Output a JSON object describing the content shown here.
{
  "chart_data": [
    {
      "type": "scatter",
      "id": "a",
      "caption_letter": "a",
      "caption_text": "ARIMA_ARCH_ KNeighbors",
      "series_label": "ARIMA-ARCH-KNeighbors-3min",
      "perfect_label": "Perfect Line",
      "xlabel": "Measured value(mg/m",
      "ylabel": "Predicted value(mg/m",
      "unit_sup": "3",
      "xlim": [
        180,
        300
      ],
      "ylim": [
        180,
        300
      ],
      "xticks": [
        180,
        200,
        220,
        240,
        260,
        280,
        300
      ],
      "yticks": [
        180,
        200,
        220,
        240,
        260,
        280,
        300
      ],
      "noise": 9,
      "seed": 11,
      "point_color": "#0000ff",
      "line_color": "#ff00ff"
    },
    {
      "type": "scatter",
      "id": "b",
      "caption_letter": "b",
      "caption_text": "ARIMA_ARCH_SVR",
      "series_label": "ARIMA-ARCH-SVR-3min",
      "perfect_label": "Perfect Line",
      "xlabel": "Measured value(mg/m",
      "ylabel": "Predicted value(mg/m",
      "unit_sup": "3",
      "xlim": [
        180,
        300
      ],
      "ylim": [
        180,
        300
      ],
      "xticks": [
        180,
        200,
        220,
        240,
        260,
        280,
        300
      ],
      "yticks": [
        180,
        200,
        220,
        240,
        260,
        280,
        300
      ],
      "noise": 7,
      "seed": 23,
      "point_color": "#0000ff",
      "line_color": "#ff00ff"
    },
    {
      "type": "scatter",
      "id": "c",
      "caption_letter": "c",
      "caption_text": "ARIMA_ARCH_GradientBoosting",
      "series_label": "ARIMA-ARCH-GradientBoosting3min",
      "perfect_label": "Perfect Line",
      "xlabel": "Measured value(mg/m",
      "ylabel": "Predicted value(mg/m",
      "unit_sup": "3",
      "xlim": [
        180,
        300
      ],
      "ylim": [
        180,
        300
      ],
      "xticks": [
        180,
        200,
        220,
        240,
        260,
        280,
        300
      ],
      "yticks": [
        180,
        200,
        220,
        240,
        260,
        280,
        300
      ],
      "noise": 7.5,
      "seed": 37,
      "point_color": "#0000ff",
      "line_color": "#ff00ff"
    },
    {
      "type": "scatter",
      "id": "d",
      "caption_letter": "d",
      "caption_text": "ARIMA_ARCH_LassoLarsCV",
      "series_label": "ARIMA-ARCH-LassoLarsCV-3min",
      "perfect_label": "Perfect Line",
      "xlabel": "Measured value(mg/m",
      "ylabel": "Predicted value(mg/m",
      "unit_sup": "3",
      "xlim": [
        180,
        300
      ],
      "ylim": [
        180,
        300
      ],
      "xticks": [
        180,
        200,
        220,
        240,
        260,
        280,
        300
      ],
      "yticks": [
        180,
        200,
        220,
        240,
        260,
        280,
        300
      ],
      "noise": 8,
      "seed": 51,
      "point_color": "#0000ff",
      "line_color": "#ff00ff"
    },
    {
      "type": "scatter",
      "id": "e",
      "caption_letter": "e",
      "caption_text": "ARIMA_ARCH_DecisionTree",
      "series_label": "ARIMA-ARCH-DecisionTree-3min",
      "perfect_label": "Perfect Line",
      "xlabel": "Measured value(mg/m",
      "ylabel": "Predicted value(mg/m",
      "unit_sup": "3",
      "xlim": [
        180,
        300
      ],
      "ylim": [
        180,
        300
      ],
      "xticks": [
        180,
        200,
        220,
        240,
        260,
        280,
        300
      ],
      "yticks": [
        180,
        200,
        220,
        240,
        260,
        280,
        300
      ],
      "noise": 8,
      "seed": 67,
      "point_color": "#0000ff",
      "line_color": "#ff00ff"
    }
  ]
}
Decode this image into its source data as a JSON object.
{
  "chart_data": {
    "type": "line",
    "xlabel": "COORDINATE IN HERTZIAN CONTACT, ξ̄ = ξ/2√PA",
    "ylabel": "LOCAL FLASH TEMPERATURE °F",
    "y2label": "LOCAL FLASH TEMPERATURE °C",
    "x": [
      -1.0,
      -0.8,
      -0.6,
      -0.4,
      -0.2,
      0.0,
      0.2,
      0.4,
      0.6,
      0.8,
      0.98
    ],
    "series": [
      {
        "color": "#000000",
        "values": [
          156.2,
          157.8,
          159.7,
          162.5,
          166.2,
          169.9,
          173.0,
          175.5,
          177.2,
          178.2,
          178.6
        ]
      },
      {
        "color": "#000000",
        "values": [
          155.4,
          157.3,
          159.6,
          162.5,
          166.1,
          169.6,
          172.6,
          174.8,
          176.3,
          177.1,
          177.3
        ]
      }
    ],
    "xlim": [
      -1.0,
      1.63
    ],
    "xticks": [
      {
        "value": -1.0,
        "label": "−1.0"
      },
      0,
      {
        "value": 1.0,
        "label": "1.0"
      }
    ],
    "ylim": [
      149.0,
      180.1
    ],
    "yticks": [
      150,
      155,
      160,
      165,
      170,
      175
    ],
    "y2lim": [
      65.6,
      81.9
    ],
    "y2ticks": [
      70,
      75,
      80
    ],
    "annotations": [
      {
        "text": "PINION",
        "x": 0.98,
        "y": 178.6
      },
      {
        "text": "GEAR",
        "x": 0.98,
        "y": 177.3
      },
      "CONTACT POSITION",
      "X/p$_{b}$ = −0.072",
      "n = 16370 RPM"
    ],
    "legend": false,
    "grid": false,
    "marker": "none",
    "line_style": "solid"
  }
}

━━━━━━━━━━━━━━━━━━━━

What you need to do → Output the full listing without altering anything.

Solution to the exercise →
Output a JSON object describing the content shown here.
{
  "chart_data": [
    {
      "type": "scatter",
      "id": "a",
      "caption_letter": "a",
      "caption_text": "ARIMA_ARCH_ KNeighbors",
      "series_label": "ARIMA-ARCH-KNeighbors-3min",
      "perfect_label": "Perfect Line",
      "xlabel": "Measured value(mg/m",
      "ylabel": "Predicted value(mg/m",
      "unit_sup": "3",
      "xlim": [
        180,
        300
      ],
      "ylim": [
        180,
        300
      ],
      "xticks": [
        180,
        200,
        220,
        240,
        260,
        280,
        300
      ],
      "yticks": [
        180,
        200,
        220,
        240,
        260,
        280,
        300
      ],
      "noise": 9,
      "seed": 11,
      "point_color": "#0000ff",
      "line_color": "#ff00ff"
    },
    {
      "type": "scatter",
      "id": "b",
      "caption_letter": "b",
      "caption_text": "ARIMA_ARCH_SVR",
      "series_label": "ARIMA-ARCH-SVR-3min",
      "perfect_label": "Perfect Line",
      "xlabel": "Measured value(mg/m",
      "ylabel": "Predicted value(mg/m",
      "unit_sup": "3",
      "xlim": [
        180,
        300
      ],
      "ylim": [
        180,
        300
      ],
      "xticks": [
        180,
        200,
        220,
        240,
        260,
        280,
        300
      ],
      "yticks": [
        180,
        200,
        220,
        240,
        260,
        280,
        300
      ],
      "noise": 7,
      "seed": 23,
      "point_color": "#0000ff",
      "line_color": "#ff00ff"
    },
    {
      "type": "scatter",
      "id": "c",
      "caption_letter": "c",
      "caption_text": "ARIMA_ARCH_GradientBoosting",
      "series_label": "ARIMA-ARCH-GradientBoosting3min",
      "perfect_label": "Perfect Line",
      "xlabel": "Measured value(mg/m",
      "ylabel": "Predicted value(mg/m",
      "unit_sup": "3",
      "xlim": [
        180,
        300
      ],
      "ylim": [
        180,
        300
      ],
      "xticks": [
        180,
        200,
        220,
        240,
        260,
        280,
        300
      ],
      "yticks": [
        180,
        200,
        220,
        240,
        260,
        280,
        300
      ],
      "noise": 7.5,
      "seed": 37,
      "point_color": "#0000ff",
      "line_color": "#ff00ff"
    },
    {
      "type": "scatter",
      "id": "d",
      "caption_letter": "d",
      "caption_text": "ARIMA_ARCH_LassoLarsCV",
      "series_label": "ARIMA-ARCH-LassoLarsCV-3min",
      "perfect_label": "Perfect Line",
      "xlabel": "Measured value(mg/m",
      "ylabel": "Predicted value(mg/m",
      "unit_sup": "3",
      "xlim": [
        180,
        300
      ],
      "ylim": [
        180,
        300
      ],
      "xticks": [
        180,
        200,
        220,
        240,
        260,
        280,
        300
      ],
      "yticks": [
        180,
        200,
        220,
        240,
        260,
        280,
        300
      ],
      "noise": 8,
      "seed": 51,
      "point_color": "#0000ff",
      "line_color": "#ff00ff"
    },
    {
      "type": "scatter",
      "id": "e",
      "caption_letter": "e",
      "caption_text": "ARIMA_ARCH_DecisionTree",
      "series_label": "ARIMA-ARCH-DecisionTree-3min",
      "perfect_label": "Perfect Line",
      "xlabel": "Measured value(mg/m",
      "ylabel": "Predicted value(mg/m",
      "unit_sup": "3",
      "xlim": [
        180,
        300
      ],
      "ylim": [
        180,
        300
      ],
      "xticks": [
        180,
        200,
        220,
        240,
        260,
        280,
        300
      ],
      "yticks": [
        180,
        200,
        220,
        240,
        260,
        280,
        300
      ],
      "noise": 8,
      "seed": 67,
      "point_color": "#0000ff",
      "line_color": "#ff00ff"
    }
  ]
}
Decode this image into its source data as a JSON object.
{
  "chart_data": {
    "type": "line",
    "xlabel": "COORDINATE IN HERTZIAN CONTACT, ξ̄ = ξ/2√PA",
    "ylabel": "LOCAL FLASH TEMPERATURE °F",
    "y2label": "LOCAL FLASH TEMPERATURE °C",
    "x": [
      -1.0,
      -0.8,
      -0.6,
      -0.4,
      -0.2,
      0.0,
      0.2,
      0.4,
      0.6,
      0.8,
      0.98
    ],
    "series": [
      {
        "color": "#000000",
        "values": [
          156.2,
          157.8,
          159.7,
          162.5,
          166.2,
          169.9,
          173.0,
          175.5,
          177.2,
          178.2,
          178.6
        ]
      },
      {
        "color": "#000000",
        "values": [
          155.4,
          157.3,
          159.6,
          162.5,
          166.1,
          169.6,
          172.6,
          174.8,
          176.3,
          177.1,
          177.3
        ]
      }
    ],
    "xlim": [
      -1.0,
      1.63
    ],
    "xticks": [
      {
        "value": -1.0,
        "label": "−1.0"
      },
      0,
      {
        "value": 1.0,
        "label": "1.0"
      }
    ],
    "ylim": [
      149.0,
      180.1
    ],
    "yticks": [
      150,
      155,
      160,
      165,
      170,
      175
    ],
    "y2lim": [
      65.6,
      81.9
    ],
    "y2ticks": [
      70,
      75,
      80
    ],
    "annotations": [
      {
        "text": "PINION",
        "x": 0.98,
        "y": 178.6
      },
      {
        "text": "GEAR",
        "x": 0.98,
        "y": 177.3
      },
      "CONTACT POSITION",
      "X/p$_{b}$ = −0.072",
      "n = 16370 RPM"
    ],
    "legend": false,
    "grid": false,
    "marker": "none",
    "line_style": "solid"
  }
}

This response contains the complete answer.